EXERCISE INPUT:
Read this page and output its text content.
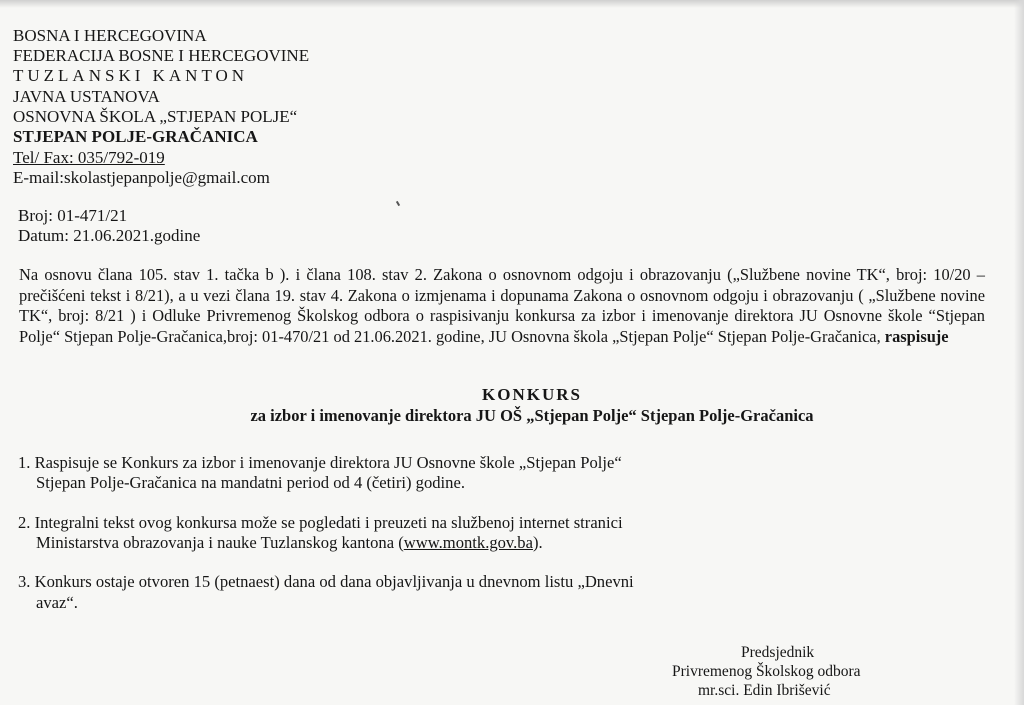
BOSNA I HERCEGOVINA
FEDERACIJA BOSNE I HERCEGOVINE
TUZLANSKI KANTON
JAVNA USTANOVA
OSNOVNA ŠKOLA „STJEPAN POLJE“
STJEPAN POLJE-GRAČANICA
Tel/ Fax: 035/792-019
E-mail:skolastjepanpolje@gmail.com
Broj: 01-471/21
Datum: 21.06.2021.godine
Na osnovu člana 105. stav 1. tačka b ). i člana 108. stav 2. Zakona o osnovnom odgoju i obrazovanju („Službene novine TK“, broj: 10/20 – prečišćeni tekst i 8/21), a u vezi člana 19. stav 4. Zakona o izmjenama i dopunama Zakona o osnovnom odgoju i obrazovanju ( „Službene novine TK“, broj: 8/21 ) i Odluke Privremenog Školskog odbora o raspisivanju konkursa za izbor i imenovanje direktora JU Osnovne škole “Stjepan Polje“ Stjepan Polje-Gračanica,broj: 01-470/21 od 21.06.2021. godine, JU Osnovna škola „Stjepan Polje“ Stjepan Polje-Gračanica, raspisuje
KONKURS
za izbor i imenovanje direktora JU OŠ „Stjepan Polje“ Stjepan Polje-Gračanica
1. Raspisuje se Konkurs za izbor i imenovanje direktora JU Osnovne škole „Stjepan Polje“
Stjepan Polje-Gračanica na mandatni period od 4 (četiri) godine.
2. Integralni tekst ovog konkursa može se pogledati i preuzeti na službenoj internet stranici
Ministarstva obrazovanja i nauke Tuzlanskog kantona (www.montk.gov.ba).
3. Konkurs ostaje otvoren 15 (petnaest) dana od dana objavljivanja u dnevnom listu „Dnevni
avaz“.
Predsjednik
Privremenog Školskog odbora
mr.sci. Edin Ibrišević
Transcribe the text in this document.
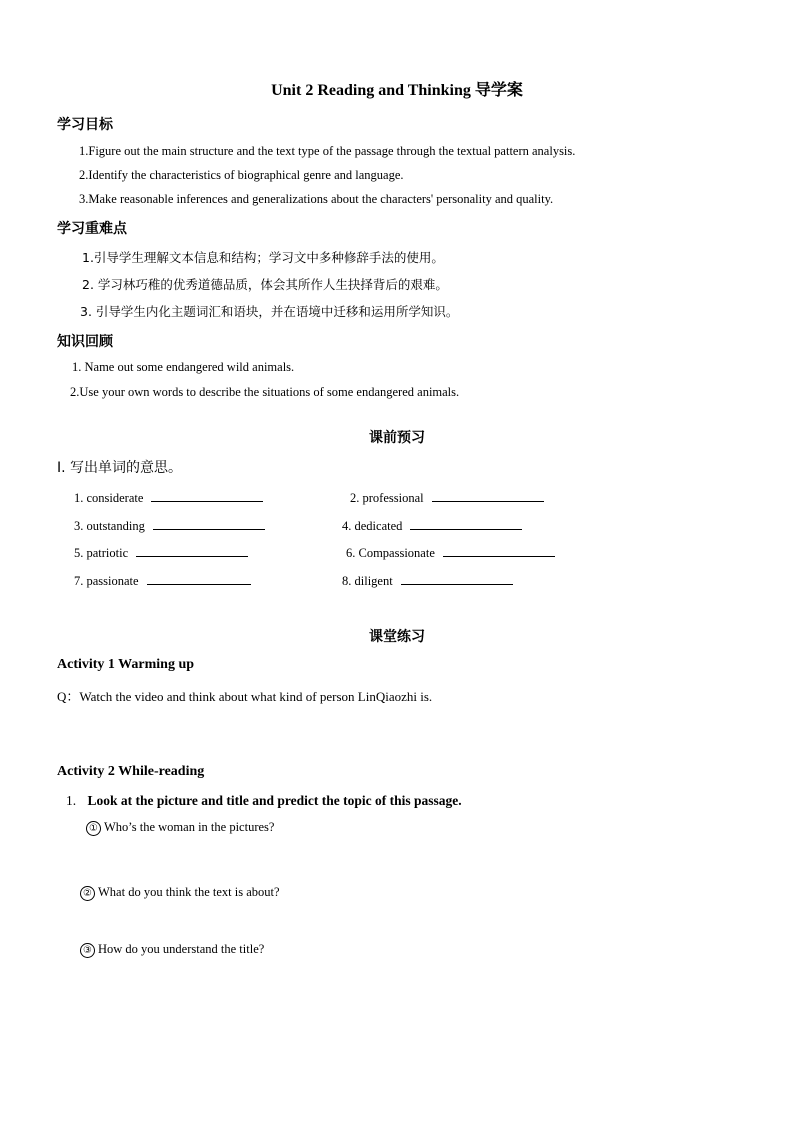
Unit 2 Reading and Thinking 导学案
学习目标
1.Figure out the main structure and the text type of the passage through the textual pattern analysis.
2.Identify the characteristics of biographical genre and language.
3.Make reasonable inferences and generalizations about the characters' personality and quality.
学习重难点
1.引导学生理解文本信息和结构；学习文中多种修辞手法的使用。
2. 学习林巧稚的优秀道德品质，体会其所作人生抉择背后的艰难。
3. 引导学生内化主题词汇和语块，并在语境中迁移和运用所学知识。
知识回顾
1. Name out some endangered wild animals.
2.Use your own words to describe the situations of some endangered animals.
课前预习
I. 写出单词的意思。
1. considerate	2. professional
3. outstanding	4. dedicated
5. patriotic	6. Compassionate
7. passionate	8. diligent
课堂练习
Activity 1 Warming up
Q：Watch the video and think about what kind of person LinQiaozhi is.
Activity 2 While-reading
1. Look at the picture and title and predict the topic of this passage.
① Who’s the woman in the pictures?
② What do you think the text is about?
③ How do you understand the title?
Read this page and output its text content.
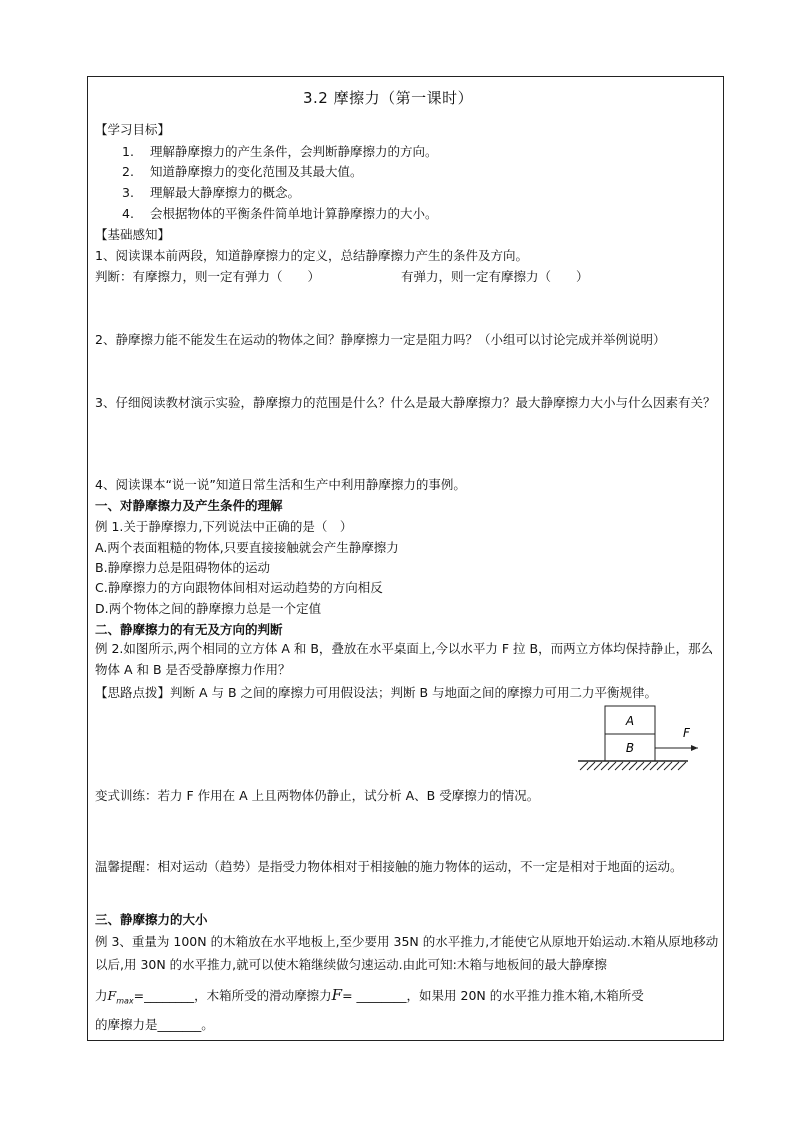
3.2 摩擦力（第一课时）
【学习目标】
1. 理解静摩擦力的产生条件，会判断静摩擦力的方向。
2. 知道静摩擦力的变化范围及其最大值。
3. 理解最大静摩擦力的概念。
4. 会根据物体的平衡条件简单地计算静摩擦力的大小。
【基础感知】
1、阅读课本前两段，知道静摩擦力的定义，总结静摩擦力产生的条件及方向。
判断：有摩擦力，则一定有弹力（　　）	有弹力，则一定有摩擦力（　　）
2、静摩擦力能不能发生在运动的物体之间？静摩擦力一定是阻力吗？（小组可以讨论完成并举例说明）
3、仔细阅读教材演示实验，静摩擦力的范围是什么？什么是最大静摩擦力？最大静摩擦力大小与什么因素有关？
4、阅读课本“说一说”知道日常生活和生产中利用静摩擦力的事例。
一、对静摩擦力及产生条件的理解
例 1.关于静摩擦力,下列说法中正确的是（　）
A.两个表面粗糙的物体,只要直接接触就会产生静摩擦力
B.静摩擦力总是阻碍物体的运动
C.静摩擦力的方向跟物体间相对运动趋势的方向相反
D.两个物体之间的静摩擦力总是一个定值
二、静摩擦力的有无及方向的判断
例 2.如图所示,两个相同的立方体 A 和 B，叠放在水平桌面上,今以水平力 F 拉 B，而两立方体均保持静止，那么物体 A 和 B 是否受静摩擦力作用？
【思路点拨】判断 A 与 B 之间的摩擦力可用假设法；判断 B 与地面之间的摩擦力可用二力平衡规律。
A
B
F
变式训练：若力 F 作用在 A 上且两物体仍静止，试分析 A、B 受摩擦力的情况。
温馨提醒：相对运动（趋势）是指受力物体相对于相接触的施力物体的运动，不一定是相对于地面的运动。
三、静摩擦力的大小
例 3、重量为 100N 的木箱放在水平地板上,至少要用 35N 的水平推力,才能使它从原地开始运动.木箱从原地移动以后,用 30N 的水平推力,就可以使木箱继续做匀速运动.由此可知:木箱与地板间的最大静摩擦
力$F_{max}=\_\_\_\_\_\_\_\_$，木箱所受的滑动摩擦力F= ________，如果用 20N 的水平推力推木箱,木箱所受
的摩擦力是_______。
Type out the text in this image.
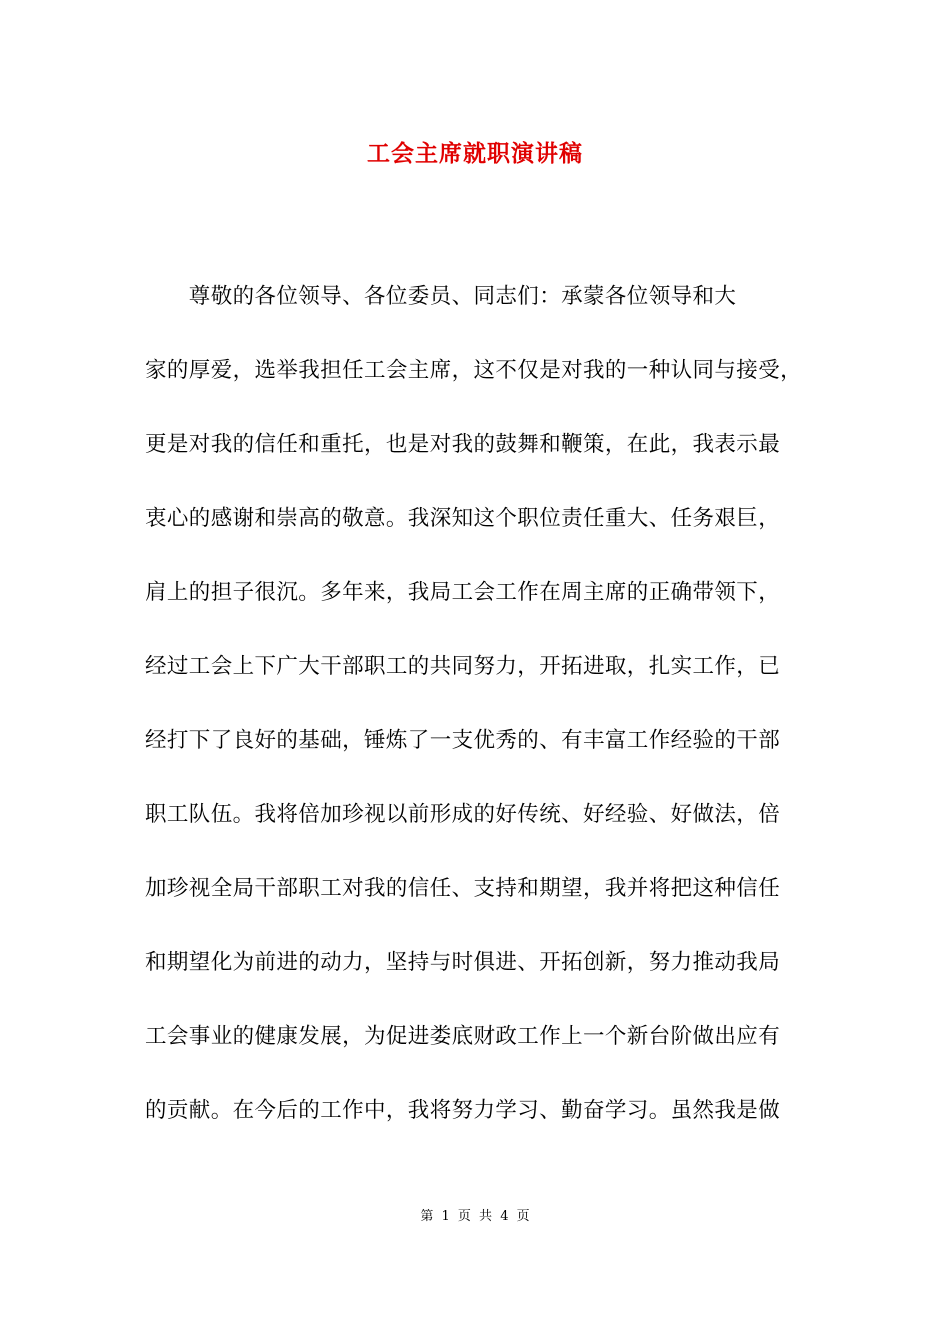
工会主席就职演讲稿
　　尊敬的各位领导、各位委员、同志们：承蒙各位领导和大
家的厚爱，选举我担任工会主席，这不仅是对我的一种认同与接受，
更是对我的信任和重托，也是对我的鼓舞和鞭策，在此，我表示最
衷心的感谢和崇高的敬意。我深知这个职位责任重大、任务艰巨，
肩上的担子很沉。多年来，我局工会工作在周主席的正确带领下，
经过工会上下广大干部职工的共同努力，开拓进取，扎实工作，已
经打下了良好的基础，锤炼了一支优秀的、有丰富工作经验的干部
职工队伍。我将倍加珍视以前形成的好传统、好经验、好做法，倍
加珍视全局干部职工对我的信任、支持和期望，我并将把这种信任
和期望化为前进的动力，坚持与时俱进、开拓创新，努力推动我局
工会事业的健康发展，为促进娄底财政工作上一个新台阶做出应有
的贡献。在今后的工作中，我将努力学习、勤奋学习。虽然我是做
第 1 页 共 4 页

AIM OF THE EXERCISE: Report only how many lines in the listing contain the string "Školskog".

PROBLEM SOLUTION: 2